Data listing
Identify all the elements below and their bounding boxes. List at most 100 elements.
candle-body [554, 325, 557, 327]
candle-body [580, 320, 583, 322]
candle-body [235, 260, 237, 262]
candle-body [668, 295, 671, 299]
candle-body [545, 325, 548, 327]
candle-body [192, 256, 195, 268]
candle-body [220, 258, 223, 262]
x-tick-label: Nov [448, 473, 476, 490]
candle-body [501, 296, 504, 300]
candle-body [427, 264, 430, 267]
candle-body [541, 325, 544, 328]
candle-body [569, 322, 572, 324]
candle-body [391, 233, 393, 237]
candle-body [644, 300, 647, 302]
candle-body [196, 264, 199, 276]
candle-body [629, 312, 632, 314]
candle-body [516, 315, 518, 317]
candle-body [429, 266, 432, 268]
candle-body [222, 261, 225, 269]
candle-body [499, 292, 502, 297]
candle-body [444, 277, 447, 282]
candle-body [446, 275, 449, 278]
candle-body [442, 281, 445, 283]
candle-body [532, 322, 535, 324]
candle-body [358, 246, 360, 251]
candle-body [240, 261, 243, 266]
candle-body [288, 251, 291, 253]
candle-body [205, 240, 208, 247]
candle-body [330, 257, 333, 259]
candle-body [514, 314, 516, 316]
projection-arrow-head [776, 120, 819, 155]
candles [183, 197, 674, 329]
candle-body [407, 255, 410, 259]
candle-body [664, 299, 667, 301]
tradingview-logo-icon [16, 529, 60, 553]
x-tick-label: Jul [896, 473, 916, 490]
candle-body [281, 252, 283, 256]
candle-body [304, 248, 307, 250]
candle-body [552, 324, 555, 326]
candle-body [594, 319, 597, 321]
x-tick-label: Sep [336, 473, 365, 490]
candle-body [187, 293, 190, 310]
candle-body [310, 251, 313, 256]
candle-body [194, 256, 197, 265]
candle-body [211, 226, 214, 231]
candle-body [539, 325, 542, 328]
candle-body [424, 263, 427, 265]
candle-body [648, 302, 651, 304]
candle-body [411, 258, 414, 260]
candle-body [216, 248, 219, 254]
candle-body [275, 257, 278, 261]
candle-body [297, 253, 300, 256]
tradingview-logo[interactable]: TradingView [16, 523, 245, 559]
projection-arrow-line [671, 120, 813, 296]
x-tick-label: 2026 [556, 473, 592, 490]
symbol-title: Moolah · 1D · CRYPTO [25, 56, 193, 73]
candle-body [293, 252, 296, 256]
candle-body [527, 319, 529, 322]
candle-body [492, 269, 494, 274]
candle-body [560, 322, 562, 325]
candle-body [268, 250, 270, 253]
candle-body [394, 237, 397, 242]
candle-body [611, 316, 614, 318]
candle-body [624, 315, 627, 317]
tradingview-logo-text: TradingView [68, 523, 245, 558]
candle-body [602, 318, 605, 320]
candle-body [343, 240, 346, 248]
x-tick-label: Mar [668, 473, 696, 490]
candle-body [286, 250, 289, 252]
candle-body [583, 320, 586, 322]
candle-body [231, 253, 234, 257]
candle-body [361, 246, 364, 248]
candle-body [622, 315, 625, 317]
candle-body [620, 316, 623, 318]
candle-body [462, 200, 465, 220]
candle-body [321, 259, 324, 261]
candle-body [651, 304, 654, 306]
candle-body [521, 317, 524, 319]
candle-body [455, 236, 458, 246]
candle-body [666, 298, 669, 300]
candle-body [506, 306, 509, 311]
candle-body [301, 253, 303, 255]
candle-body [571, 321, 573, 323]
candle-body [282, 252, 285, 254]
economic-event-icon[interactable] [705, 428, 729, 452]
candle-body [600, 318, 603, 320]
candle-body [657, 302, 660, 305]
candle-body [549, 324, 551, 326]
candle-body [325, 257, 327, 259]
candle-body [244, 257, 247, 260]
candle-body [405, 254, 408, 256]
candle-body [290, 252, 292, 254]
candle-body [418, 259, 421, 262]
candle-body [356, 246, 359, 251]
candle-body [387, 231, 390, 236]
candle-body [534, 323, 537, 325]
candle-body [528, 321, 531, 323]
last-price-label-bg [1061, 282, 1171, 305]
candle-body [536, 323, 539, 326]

EXERCISE DIRECTIONS
Copy the rows above word for word, from the first row through the row containing "tradingview-logo-text: TradingView [68, 523, 245, 558]", including both of those rows.

THE RESPONSE
Identify all the elements below and their bounding boxes. List at most 100 elements.
candle-body [554, 325, 557, 327]
candle-body [580, 320, 583, 322]
candle-body [235, 260, 237, 262]
candle-body [668, 295, 671, 299]
candle-body [545, 325, 548, 327]
candle-body [192, 256, 195, 268]
candle-body [220, 258, 223, 262]
x-tick-label: Nov [448, 473, 476, 490]
candle-body [501, 296, 504, 300]
candle-body [427, 264, 430, 267]
candle-body [541, 325, 544, 328]
candle-body [569, 322, 572, 324]
candle-body [391, 233, 393, 237]
candle-body [644, 300, 647, 302]
candle-body [196, 264, 199, 276]
candle-body [629, 312, 632, 314]
candle-body [516, 315, 518, 317]
candle-body [429, 266, 432, 268]
candle-body [222, 261, 225, 269]
candle-body [499, 292, 502, 297]
candle-body [444, 277, 447, 282]
candle-body [446, 275, 449, 278]
candle-body [442, 281, 445, 283]
candle-body [532, 322, 535, 324]
candle-body [358, 246, 360, 251]
candle-body [240, 261, 243, 266]
candle-body [288, 251, 291, 253]
candle-body [205, 240, 208, 247]
candle-body [330, 257, 333, 259]
candle-body [514, 314, 516, 316]
projection-arrow-head [776, 120, 819, 155]
candles [183, 197, 674, 329]
candle-body [407, 255, 410, 259]
candle-body [664, 299, 667, 301]
tradingview-logo-icon [16, 529, 60, 553]
x-tick-label: Jul [896, 473, 916, 490]
candle-body [281, 252, 283, 256]
candle-body [304, 248, 307, 250]
candle-body [552, 324, 555, 326]
candle-body [594, 319, 597, 321]
x-tick-label: Sep [336, 473, 365, 490]
candle-body [187, 293, 190, 310]
candle-body [310, 251, 313, 256]
candle-body [194, 256, 197, 265]
candle-body [211, 226, 214, 231]
candle-body [539, 325, 542, 328]
candle-body [424, 263, 427, 265]
candle-body [648, 302, 651, 304]
candle-body [411, 258, 414, 260]
candle-body [216, 248, 219, 254]
candle-body [275, 257, 278, 261]
candle-body [297, 253, 300, 256]
tradingview-logo[interactable]: TradingView [16, 523, 245, 559]
projection-arrow-line [671, 120, 813, 296]
x-tick-label: 2026 [556, 473, 592, 490]
symbol-title: Moolah · 1D · CRYPTO [25, 56, 193, 73]
candle-body [293, 252, 296, 256]
candle-body [527, 319, 529, 322]
candle-body [492, 269, 494, 274]
candle-body [560, 322, 562, 325]
candle-body [268, 250, 270, 253]
candle-body [394, 237, 397, 242]
candle-body [611, 316, 614, 318]
candle-body [624, 315, 627, 317]
tradingview-logo-text: TradingView [68, 523, 245, 558]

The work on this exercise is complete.